- **Do this**:
Below is a block of records. Copy every line in it that contains the word "Payment".

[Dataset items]
----

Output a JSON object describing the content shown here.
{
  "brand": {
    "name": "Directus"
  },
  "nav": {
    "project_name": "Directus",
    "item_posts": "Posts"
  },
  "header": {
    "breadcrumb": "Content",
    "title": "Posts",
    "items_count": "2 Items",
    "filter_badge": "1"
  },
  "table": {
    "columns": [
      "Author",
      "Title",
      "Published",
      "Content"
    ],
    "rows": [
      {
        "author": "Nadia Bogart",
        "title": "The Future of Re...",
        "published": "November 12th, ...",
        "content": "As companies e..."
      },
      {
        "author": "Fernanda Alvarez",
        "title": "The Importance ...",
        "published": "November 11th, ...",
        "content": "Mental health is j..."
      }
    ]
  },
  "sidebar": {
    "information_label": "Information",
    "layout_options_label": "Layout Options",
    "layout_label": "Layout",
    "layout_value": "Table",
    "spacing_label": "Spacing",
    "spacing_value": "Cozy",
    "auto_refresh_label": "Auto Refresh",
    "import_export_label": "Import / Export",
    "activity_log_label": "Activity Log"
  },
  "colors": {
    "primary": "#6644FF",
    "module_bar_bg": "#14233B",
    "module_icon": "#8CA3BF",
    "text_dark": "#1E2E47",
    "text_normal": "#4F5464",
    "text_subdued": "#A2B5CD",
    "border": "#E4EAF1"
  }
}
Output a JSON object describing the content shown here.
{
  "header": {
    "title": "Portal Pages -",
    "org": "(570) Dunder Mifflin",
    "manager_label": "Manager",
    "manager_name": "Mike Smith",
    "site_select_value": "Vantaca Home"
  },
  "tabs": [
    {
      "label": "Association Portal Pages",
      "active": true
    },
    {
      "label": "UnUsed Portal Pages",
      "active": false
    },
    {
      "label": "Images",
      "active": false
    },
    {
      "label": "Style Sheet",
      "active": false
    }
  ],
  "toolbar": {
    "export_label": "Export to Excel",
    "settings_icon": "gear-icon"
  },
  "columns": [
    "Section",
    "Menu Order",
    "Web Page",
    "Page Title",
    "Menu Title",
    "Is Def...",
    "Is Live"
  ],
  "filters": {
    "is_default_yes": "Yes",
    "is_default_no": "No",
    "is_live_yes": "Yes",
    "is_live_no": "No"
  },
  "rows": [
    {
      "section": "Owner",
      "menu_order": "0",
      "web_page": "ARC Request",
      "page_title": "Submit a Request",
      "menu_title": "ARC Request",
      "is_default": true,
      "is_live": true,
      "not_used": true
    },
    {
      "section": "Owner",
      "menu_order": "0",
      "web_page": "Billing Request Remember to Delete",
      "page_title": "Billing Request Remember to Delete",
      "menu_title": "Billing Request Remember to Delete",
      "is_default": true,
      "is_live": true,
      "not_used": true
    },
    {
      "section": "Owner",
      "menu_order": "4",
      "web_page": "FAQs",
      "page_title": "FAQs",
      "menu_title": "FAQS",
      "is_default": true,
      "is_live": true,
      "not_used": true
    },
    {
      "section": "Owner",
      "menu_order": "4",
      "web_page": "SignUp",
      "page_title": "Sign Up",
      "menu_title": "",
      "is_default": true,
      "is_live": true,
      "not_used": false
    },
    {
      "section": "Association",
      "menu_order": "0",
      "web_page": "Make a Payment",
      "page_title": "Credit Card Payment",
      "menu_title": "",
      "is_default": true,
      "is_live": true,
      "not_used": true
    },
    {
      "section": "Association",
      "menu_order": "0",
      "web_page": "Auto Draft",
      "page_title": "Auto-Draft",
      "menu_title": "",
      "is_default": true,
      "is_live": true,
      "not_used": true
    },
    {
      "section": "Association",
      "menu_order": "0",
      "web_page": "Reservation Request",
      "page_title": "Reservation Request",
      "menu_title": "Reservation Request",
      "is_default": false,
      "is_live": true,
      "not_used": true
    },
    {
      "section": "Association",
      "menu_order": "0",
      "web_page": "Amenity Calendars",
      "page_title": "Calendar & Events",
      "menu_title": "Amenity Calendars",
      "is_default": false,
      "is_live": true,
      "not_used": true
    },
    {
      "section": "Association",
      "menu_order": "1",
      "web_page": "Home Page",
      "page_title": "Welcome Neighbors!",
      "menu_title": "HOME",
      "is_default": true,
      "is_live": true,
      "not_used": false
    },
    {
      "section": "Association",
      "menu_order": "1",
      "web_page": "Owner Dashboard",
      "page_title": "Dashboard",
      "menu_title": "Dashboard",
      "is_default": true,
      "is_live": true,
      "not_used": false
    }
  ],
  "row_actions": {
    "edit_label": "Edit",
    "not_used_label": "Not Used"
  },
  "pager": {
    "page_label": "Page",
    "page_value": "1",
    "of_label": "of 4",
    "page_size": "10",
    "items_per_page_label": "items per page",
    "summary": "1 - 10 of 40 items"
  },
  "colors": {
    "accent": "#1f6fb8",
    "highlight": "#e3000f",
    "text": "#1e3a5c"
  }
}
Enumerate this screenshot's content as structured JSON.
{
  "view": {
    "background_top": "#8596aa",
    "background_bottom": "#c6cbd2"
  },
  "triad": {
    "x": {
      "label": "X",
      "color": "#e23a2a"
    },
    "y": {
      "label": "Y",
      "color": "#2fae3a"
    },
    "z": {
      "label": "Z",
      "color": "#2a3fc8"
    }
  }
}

----

- **Task output**:
      "web_page": "Make a Payment",
      "page_title": "Credit Card Payment",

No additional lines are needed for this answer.